__Layout element annotations__.
★ ★ ★ ★ ★

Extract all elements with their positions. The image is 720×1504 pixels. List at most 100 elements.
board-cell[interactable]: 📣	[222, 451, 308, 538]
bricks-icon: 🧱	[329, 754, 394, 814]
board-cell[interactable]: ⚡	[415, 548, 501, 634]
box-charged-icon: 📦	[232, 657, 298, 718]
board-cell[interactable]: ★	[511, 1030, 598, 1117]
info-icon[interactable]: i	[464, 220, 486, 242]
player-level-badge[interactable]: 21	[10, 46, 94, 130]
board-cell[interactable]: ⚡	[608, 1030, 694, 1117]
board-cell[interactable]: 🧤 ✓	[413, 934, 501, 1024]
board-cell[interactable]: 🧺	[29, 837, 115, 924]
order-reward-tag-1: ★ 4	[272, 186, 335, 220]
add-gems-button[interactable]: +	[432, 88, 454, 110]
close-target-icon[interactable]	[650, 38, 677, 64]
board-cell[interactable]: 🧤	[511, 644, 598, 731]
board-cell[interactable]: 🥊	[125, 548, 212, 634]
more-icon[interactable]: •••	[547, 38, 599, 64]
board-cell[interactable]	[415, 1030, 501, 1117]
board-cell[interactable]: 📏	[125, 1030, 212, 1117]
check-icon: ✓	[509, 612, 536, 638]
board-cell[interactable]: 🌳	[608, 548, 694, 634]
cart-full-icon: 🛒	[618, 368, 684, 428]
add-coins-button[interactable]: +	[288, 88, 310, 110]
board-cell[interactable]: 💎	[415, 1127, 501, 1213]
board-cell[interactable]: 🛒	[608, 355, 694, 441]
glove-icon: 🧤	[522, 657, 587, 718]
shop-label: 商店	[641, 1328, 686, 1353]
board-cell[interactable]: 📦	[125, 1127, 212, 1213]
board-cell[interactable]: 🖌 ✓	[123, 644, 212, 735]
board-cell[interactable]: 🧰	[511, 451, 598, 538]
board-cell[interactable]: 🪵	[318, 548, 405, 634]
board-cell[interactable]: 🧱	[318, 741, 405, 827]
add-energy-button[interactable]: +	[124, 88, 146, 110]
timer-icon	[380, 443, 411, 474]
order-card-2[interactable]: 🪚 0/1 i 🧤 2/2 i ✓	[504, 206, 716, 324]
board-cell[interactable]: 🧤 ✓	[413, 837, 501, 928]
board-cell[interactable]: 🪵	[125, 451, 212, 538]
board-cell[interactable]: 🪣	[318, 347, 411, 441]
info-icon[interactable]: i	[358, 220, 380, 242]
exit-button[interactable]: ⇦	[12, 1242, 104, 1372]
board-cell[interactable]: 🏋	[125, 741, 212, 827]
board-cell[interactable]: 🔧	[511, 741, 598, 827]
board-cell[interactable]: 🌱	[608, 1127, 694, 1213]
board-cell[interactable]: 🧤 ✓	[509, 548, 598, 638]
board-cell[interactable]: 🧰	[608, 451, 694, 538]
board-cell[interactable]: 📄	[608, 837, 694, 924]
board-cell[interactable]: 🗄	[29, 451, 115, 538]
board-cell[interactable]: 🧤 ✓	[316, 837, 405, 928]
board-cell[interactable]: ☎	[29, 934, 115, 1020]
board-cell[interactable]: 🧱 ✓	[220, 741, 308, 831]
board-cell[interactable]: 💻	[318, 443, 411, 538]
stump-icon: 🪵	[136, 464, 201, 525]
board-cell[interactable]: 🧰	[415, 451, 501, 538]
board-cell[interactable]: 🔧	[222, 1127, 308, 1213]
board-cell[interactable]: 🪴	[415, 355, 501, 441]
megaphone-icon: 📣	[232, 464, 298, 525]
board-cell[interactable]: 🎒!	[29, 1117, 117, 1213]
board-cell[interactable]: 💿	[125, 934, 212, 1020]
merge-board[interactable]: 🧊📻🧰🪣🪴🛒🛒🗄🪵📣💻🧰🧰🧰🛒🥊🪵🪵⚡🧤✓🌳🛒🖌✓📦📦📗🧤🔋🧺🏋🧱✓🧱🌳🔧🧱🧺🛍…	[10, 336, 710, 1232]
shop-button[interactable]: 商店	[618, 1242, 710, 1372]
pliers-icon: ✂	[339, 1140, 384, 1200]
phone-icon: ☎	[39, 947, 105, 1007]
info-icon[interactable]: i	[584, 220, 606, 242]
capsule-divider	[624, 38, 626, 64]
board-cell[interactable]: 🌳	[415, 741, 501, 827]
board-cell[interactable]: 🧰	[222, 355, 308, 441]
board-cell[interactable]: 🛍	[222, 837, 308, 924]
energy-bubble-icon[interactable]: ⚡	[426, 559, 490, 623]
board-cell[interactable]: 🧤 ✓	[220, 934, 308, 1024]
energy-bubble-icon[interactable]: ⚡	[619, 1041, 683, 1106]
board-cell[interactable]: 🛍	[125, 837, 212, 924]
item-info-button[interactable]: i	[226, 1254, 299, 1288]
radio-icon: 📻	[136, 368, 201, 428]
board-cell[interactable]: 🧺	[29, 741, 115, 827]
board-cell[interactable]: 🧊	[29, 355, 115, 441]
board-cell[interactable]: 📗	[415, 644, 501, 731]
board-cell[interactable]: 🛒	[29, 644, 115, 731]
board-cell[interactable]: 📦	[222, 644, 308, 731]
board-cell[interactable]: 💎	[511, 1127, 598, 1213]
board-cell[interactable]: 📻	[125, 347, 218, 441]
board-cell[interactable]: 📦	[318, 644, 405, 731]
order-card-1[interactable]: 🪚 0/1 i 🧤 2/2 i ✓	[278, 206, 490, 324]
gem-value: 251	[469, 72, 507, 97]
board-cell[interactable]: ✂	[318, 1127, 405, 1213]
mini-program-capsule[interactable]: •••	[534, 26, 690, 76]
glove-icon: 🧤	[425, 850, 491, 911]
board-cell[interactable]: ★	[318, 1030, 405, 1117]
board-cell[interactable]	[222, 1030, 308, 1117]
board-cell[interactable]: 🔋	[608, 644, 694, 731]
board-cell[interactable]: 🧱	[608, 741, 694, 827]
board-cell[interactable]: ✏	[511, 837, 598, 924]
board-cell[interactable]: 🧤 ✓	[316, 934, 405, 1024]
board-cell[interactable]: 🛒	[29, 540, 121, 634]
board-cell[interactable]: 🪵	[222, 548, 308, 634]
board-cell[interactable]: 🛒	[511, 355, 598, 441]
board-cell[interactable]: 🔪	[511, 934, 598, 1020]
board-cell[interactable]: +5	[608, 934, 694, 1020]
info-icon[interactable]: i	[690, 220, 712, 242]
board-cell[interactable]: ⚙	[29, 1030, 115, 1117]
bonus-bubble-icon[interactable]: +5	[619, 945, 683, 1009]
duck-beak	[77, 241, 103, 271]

★ ★ ★ ★ ★

__Prompt__. Format every line of the items above as a numbered list, leaving out any blank lines.

__Task answer__.
1. Extract all elements with their positions. The image is 720×1504 pixels. List at most 100 elements.
2. board-cell[interactable]: 📣	[222, 451, 308, 538]
3. bricks-icon: 🧱	[329, 754, 394, 814]
4. board-cell[interactable]: ⚡	[415, 548, 501, 634]
5. box-charged-icon: 📦	[232, 657, 298, 718]
6. board-cell[interactable]: ★	[511, 1030, 598, 1117]
7. info-icon[interactable]: i	[464, 220, 486, 242]
8. player-level-badge[interactable]: 21	[10, 46, 94, 130]
9. board-cell[interactable]: ⚡	[608, 1030, 694, 1117]
10. board-cell[interactable]: 🧤 ✓	[413, 934, 501, 1024]
11. board-cell[interactable]: 🧺	[29, 837, 115, 924]
12. order-reward-tag-1: ★ 4	[272, 186, 335, 220]
13. add-gems-button[interactable]: +	[432, 88, 454, 110]
14. close-target-icon[interactable]	[650, 38, 677, 64]
15. board-cell[interactable]: 🧤	[511, 644, 598, 731]
16. board-cell[interactable]: 🥊	[125, 548, 212, 634]
17. more-icon[interactable]: •••	[547, 38, 599, 64]
18. board-cell[interactable]	[415, 1030, 501, 1117]
19. board-cell[interactable]: 📏	[125, 1030, 212, 1117]
20. check-icon: ✓	[509, 612, 536, 638]
21. board-cell[interactable]: 🌳	[608, 548, 694, 634]
22. cart-full-icon: 🛒	[618, 368, 684, 428]
23. add-coins-button[interactable]: +	[288, 88, 310, 110]
24. board-cell[interactable]: 💎	[415, 1127, 501, 1213]
25. board-cell[interactable]: 🛒	[608, 355, 694, 441]
26. glove-icon: 🧤	[522, 657, 587, 718]
27. shop-label: 商店	[641, 1328, 686, 1353]
28. board-cell[interactable]: 📦	[125, 1127, 212, 1213]
29. board-cell[interactable]: 🖌 ✓	[123, 644, 212, 735]
30. board-cell[interactable]: 🧰	[511, 451, 598, 538]
31. board-cell[interactable]: 🪵	[318, 548, 405, 634]
32. board-cell[interactable]: 🧱	[318, 741, 405, 827]
33. add-energy-button[interactable]: +	[124, 88, 146, 110]
34. timer-icon	[380, 443, 411, 474]
35. order-card-2[interactable]: 🪚 0/1 i 🧤 2/2 i ✓	[504, 206, 716, 324]
36. board-cell[interactable]: 🧤 ✓	[413, 837, 501, 928]
37. board-cell[interactable]: 🪵	[125, 451, 212, 538]
38. board-cell[interactable]: 🪣	[318, 347, 411, 441]
39. info-icon[interactable]: i	[358, 220, 380, 242]
40. exit-button[interactable]: ⇦	[12, 1242, 104, 1372]
41. board-cell[interactable]: 🏋	[125, 741, 212, 827]
42. board-cell[interactable]: 🔧	[511, 741, 598, 827]
43. board-cell[interactable]: 🌱	[608, 1127, 694, 1213]
44. board-cell[interactable]: 🧤 ✓	[509, 548, 598, 638]
45. board-cell[interactable]: 🧰	[608, 451, 694, 538]
46. board-cell[interactable]: 📄	[608, 837, 694, 924]
47. board-cell[interactable]: 🗄	[29, 451, 115, 538]
48. board-cell[interactable]: 🧤 ✓	[316, 837, 405, 928]
49. board-cell[interactable]: ☎	[29, 934, 115, 1020]
50. board-cell[interactable]: 🧱 ✓	[220, 741, 308, 831]
51. board-cell[interactable]: 💻	[318, 443, 411, 538]
52. stump-icon: 🪵	[136, 464, 201, 525]
53. board-cell[interactable]: 🧰	[415, 451, 501, 538]
54. board-cell[interactable]: 🔧	[222, 1127, 308, 1213]
55. board-cell[interactable]: 🪴	[415, 355, 501, 441]
56. megaphone-icon: 📣	[232, 464, 298, 525]
57. board-cell[interactable]: 🎒!	[29, 1117, 117, 1213]
58. board-cell[interactable]: 💿	[125, 934, 212, 1020]
59. merge-board[interactable]: 🧊📻🧰🪣🪴🛒🛒🗄🪵📣💻🧰🧰🧰🛒🥊🪵🪵⚡🧤✓🌳🛒🖌✓📦📦📗🧤🔋🧺🏋🧱✓🧱🌳🔧🧱🧺🛍…	[10, 336, 710, 1232]
60. shop-button[interactable]: 商店	[618, 1242, 710, 1372]
61. pliers-icon: ✂	[339, 1140, 384, 1200]
62. phone-icon: ☎	[39, 947, 105, 1007]
63. info-icon[interactable]: i	[584, 220, 606, 242]
64. capsule-divider	[624, 38, 626, 64]
65. board-cell[interactable]: 🌳	[415, 741, 501, 827]
66. board-cell[interactable]: 🧰	[222, 355, 308, 441]
67. board-cell[interactable]: 🛍	[222, 837, 308, 924]
68. energy-bubble-icon[interactable]: ⚡	[426, 559, 490, 623]
69. board-cell[interactable]: 🧤 ✓	[220, 934, 308, 1024]
70. energy-bubble-icon[interactable]: ⚡	[619, 1041, 683, 1106]
71. board-cell[interactable]: 🛍	[125, 837, 212, 924]
72. item-info-button[interactable]: i	[226, 1254, 299, 1288]
73. radio-icon: 📻	[136, 368, 201, 428]
74. board-cell[interactable]: 🧺	[29, 741, 115, 827]
75. board-cell[interactable]: 🧊	[29, 355, 115, 441]
76. board-cell[interactable]: 📗	[415, 644, 501, 731]
77. board-cell[interactable]: 🛒	[29, 644, 115, 731]
78. board-cell[interactable]: 📦	[222, 644, 308, 731]
79. board-cell[interactable]: 💎	[511, 1127, 598, 1213]
80. board-cell[interactable]: 📻	[125, 347, 218, 441]
81. board-cell[interactable]: 📦	[318, 644, 405, 731]
82. order-card-1[interactable]: 🪚 0/1 i 🧤 2/2 i ✓	[278, 206, 490, 324]
83. gem-value: 251	[469, 72, 507, 97]
84. board-cell[interactable]: ✂	[318, 1127, 405, 1213]
85. mini-program-capsule[interactable]: •••	[534, 26, 690, 76]
86. glove-icon: 🧤	[425, 850, 491, 911]
87. board-cell[interactable]: ★	[318, 1030, 405, 1117]
88. board-cell[interactable]	[222, 1030, 308, 1117]
89. board-cell[interactable]: 🔋	[608, 644, 694, 731]
90. board-cell[interactable]: 🧱	[608, 741, 694, 827]
91. board-cell[interactable]: ✏	[511, 837, 598, 924]
92. board-cell[interactable]: 🧤 ✓	[316, 934, 405, 1024]
93. board-cell[interactable]: 🛒	[29, 540, 121, 634]
94. board-cell[interactable]: 🪵	[222, 548, 308, 634]
95. board-cell[interactable]: 🛒	[511, 355, 598, 441]
96. board-cell[interactable]: 🔪	[511, 934, 598, 1020]
97. board-cell[interactable]: +5	[608, 934, 694, 1020]
98. info-icon[interactable]: i	[690, 220, 712, 242]
99. board-cell[interactable]: ⚙	[29, 1030, 115, 1117]
100. bonus-bubble-icon[interactable]: +5	[619, 945, 683, 1009]
101. duck-beak	[77, 241, 103, 271]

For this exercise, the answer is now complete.